[Information given — start]

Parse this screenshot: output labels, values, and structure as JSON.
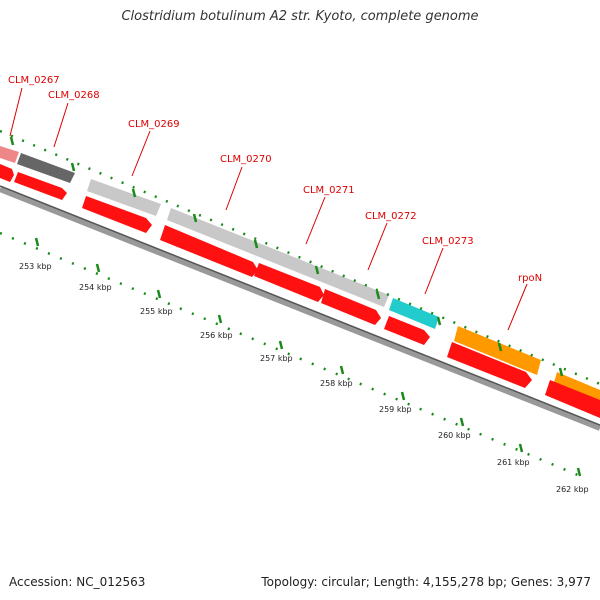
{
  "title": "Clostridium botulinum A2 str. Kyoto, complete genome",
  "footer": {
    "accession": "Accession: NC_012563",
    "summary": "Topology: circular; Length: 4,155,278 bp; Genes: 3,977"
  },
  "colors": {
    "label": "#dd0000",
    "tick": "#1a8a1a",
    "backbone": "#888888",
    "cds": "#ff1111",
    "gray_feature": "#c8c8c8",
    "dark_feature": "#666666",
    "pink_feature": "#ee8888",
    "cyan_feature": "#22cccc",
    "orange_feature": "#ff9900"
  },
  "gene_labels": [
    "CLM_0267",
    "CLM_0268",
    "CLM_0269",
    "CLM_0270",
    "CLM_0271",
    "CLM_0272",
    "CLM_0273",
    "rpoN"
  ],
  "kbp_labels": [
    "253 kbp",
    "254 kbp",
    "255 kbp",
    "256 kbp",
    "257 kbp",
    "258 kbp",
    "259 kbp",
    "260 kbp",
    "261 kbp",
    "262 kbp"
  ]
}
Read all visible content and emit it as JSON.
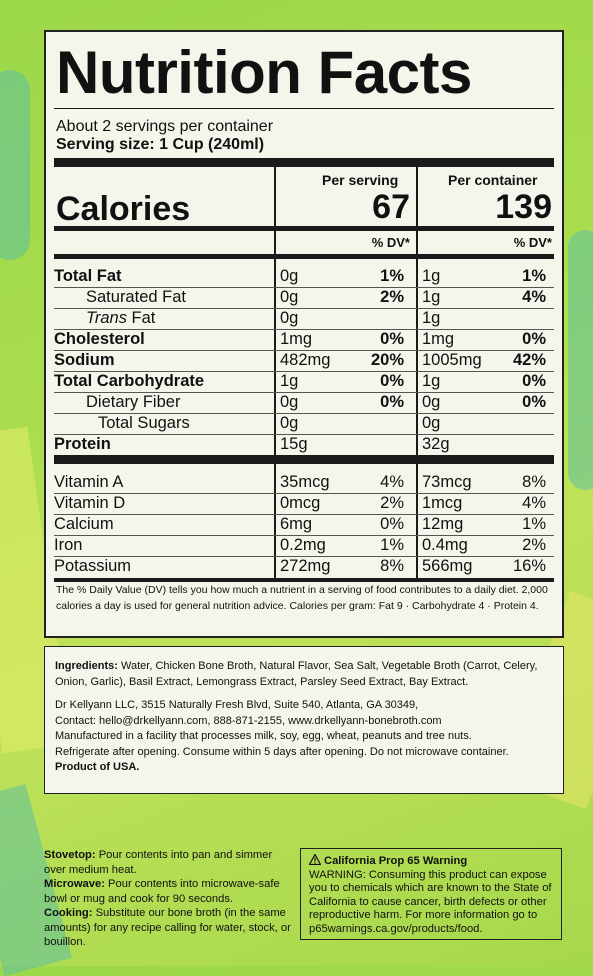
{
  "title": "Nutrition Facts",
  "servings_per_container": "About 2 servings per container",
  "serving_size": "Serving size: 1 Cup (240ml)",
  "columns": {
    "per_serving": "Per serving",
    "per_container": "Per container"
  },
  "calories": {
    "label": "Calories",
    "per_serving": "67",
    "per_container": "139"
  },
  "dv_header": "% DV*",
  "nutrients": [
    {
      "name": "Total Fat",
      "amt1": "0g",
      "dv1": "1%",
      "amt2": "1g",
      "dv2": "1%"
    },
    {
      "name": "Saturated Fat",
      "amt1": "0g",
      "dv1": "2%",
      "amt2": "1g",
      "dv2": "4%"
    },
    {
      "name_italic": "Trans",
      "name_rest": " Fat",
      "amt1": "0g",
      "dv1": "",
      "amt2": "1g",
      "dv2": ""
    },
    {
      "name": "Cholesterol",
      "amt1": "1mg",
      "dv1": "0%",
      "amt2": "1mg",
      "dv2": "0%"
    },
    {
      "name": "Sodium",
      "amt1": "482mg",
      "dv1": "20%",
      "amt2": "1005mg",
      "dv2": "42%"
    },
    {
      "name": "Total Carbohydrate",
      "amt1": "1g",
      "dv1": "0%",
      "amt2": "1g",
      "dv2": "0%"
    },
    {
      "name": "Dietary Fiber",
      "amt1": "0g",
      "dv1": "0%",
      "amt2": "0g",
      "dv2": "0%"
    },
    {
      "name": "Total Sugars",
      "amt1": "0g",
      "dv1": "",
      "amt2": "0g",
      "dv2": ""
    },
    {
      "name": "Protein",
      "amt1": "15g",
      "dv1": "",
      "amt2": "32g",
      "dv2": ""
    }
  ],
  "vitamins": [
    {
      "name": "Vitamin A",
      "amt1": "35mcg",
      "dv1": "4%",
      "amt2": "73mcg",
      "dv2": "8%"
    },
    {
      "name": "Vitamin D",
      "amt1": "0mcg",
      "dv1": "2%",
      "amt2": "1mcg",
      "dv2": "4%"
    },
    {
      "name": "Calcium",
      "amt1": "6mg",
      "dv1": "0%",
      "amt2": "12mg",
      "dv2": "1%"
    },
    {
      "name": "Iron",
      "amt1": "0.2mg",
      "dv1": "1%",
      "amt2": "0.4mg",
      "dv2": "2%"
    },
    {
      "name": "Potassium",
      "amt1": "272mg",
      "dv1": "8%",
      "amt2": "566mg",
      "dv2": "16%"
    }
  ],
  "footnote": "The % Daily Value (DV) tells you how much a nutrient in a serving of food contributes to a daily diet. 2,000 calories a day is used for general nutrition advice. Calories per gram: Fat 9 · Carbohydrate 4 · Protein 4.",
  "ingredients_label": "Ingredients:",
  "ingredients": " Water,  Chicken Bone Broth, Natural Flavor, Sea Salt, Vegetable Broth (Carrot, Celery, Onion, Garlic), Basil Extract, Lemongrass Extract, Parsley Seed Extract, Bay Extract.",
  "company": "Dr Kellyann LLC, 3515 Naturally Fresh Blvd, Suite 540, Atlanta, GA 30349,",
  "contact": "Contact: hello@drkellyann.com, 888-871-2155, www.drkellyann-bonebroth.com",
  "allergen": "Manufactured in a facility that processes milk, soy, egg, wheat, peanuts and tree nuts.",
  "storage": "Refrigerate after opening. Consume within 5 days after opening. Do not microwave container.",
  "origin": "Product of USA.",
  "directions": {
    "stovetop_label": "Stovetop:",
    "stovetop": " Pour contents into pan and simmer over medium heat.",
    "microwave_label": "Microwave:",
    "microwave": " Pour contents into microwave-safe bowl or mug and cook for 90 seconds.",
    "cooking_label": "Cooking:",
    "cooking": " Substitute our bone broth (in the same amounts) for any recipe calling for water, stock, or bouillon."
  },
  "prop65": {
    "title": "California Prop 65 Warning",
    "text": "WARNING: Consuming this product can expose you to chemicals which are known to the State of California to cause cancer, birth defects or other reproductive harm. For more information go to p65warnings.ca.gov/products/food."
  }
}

[Information given — finish]

Would you write out all of the data exactly as it stands, without the pictures?

#### Solution to this task
Parse this screenshot: output labels, values, and structure as JSON.
{
  "title": "Clostridium botulinum A2 str. Kyoto, complete genome",
  "footer": {
    "accession": "Accession: NC_012563",
    "summary": "Topology: circular; Length: 4,155,278 bp; Genes: 3,977"
  },
  "colors": {
    "label": "#dd0000",
    "tick": "#1a8a1a",
    "backbone": "#888888",
    "cds": "#ff1111",
    "gray_feature": "#c8c8c8",
    "dark_feature": "#666666",
    "pink_feature": "#ee8888",
    "cyan_feature": "#22cccc",
    "orange_feature": "#ff9900"
  },
  "gene_labels": [
    "CLM_0267",
    "CLM_0268",
    "CLM_0269",
    "CLM_0270",
    "CLM_0271",
    "CLM_0272",
    "CLM_0273",
    "rpoN"
  ],
  "kbp_labels": [
    "253 kbp",
    "254 kbp",
    "255 kbp",
    "256 kbp",
    "257 kbp",
    "258 kbp",
    "259 kbp",
    "260 kbp",
    "261 kbp",
    "262 kbp"
  ]
}
Read all visible content and emit it as JSON.
{
  "title": "Nutrition Facts",
  "servings_per_container": "About 2 servings per container",
  "serving_size": "Serving size: 1 Cup (240ml)",
  "columns": {
    "per_serving": "Per serving",
    "per_container": "Per container"
  },
  "calories": {
    "label": "Calories",
    "per_serving": "67",
    "per_container": "139"
  },
  "dv_header": "% DV*",
  "nutrients": [
    {
      "name": "Total Fat",
      "amt1": "0g",
      "dv1": "1%",
      "amt2": "1g",
      "dv2": "1%"
    },
    {
      "name": "Saturated Fat",
      "amt1": "0g",
      "dv1": "2%",
      "amt2": "1g",
      "dv2": "4%"
    },
    {
      "name_italic": "Trans",
      "name_rest": " Fat",
      "amt1": "0g",
      "dv1": "",
      "amt2": "1g",
      "dv2": ""
    },
    {
      "name": "Cholesterol",
      "amt1": "1mg",
      "dv1": "0%",
      "amt2": "1mg",
      "dv2": "0%"
    },
    {
      "name": "Sodium",
      "amt1": "482mg",
      "dv1": "20%",
      "amt2": "1005mg",
      "dv2": "42%"
    },
    {
      "name": "Total Carbohydrate",
      "amt1": "1g",
      "dv1": "0%",
      "amt2": "1g",
      "dv2": "0%"
    },
    {
      "name": "Dietary Fiber",
      "amt1": "0g",
      "dv1": "0%",
      "amt2": "0g",
      "dv2": "0%"
    },
    {
      "name": "Total Sugars",
      "amt1": "0g",
      "dv1": "",
      "amt2": "0g",
      "dv2": ""
    },
    {
      "name": "Protein",
      "amt1": "15g",
      "dv1": "",
      "amt2": "32g",
      "dv2": ""
    }
  ],
  "vitamins": [
    {
      "name": "Vitamin A",
      "amt1": "35mcg",
      "dv1": "4%",
      "amt2": "73mcg",
      "dv2": "8%"
    },
    {
      "name": "Vitamin D",
      "amt1": "0mcg",
      "dv1": "2%",
      "amt2": "1mcg",
      "dv2": "4%"
    },
    {
      "name": "Calcium",
      "amt1": "6mg",
      "dv1": "0%",
      "amt2": "12mg",
      "dv2": "1%"
    },
    {
      "name": "Iron",
      "amt1": "0.2mg",
      "dv1": "1%",
      "amt2": "0.4mg",
      "dv2": "2%"
    },
    {
      "name": "Potassium",
      "amt1": "272mg",
      "dv1": "8%",
      "amt2": "566mg",
      "dv2": "16%"
    }
  ],
  "footnote": "The % Daily Value (DV) tells you how much a nutrient in a serving of food contributes to a daily diet. 2,000 calories a day is used for general nutrition advice. Calories per gram: Fat 9 · Carbohydrate 4 · Protein 4.",
  "ingredients_label": "Ingredients:",
  "ingredients": " Water,  Chicken Bone Broth, Natural Flavor, Sea Salt, Vegetable Broth (Carrot, Celery, Onion, Garlic), Basil Extract, Lemongrass Extract, Parsley Seed Extract, Bay Extract.",
  "company": "Dr Kellyann LLC, 3515 Naturally Fresh Blvd, Suite 540, Atlanta, GA 30349,",
  "contact": "Contact: hello@drkellyann.com, 888-871-2155, www.drkellyann-bonebroth.com",
  "allergen": "Manufactured in a facility that processes milk, soy, egg, wheat, peanuts and tree nuts.",
  "storage": "Refrigerate after opening. Consume within 5 days after opening. Do not microwave container.",
  "origin": "Product of USA.",
  "directions": {
    "stovetop_label": "Stovetop:",
    "stovetop": " Pour contents into pan and simmer over medium heat.",
    "microwave_label": "Microwave:",
    "microwave": " Pour contents into microwave-safe bowl or mug and cook for 90 seconds.",
    "cooking_label": "Cooking:",
    "cooking": " Substitute our bone broth (in the same amounts) for any recipe calling for water, stock, or bouillon."
  },
  "prop65": {
    "title": "California Prop 65 Warning",
    "text": "WARNING: Consuming this product can expose you to chemicals which are known to the State of California to cause cancer, birth defects or other reproductive harm. For more information go to p65warnings.ca.gov/products/food."
  }
}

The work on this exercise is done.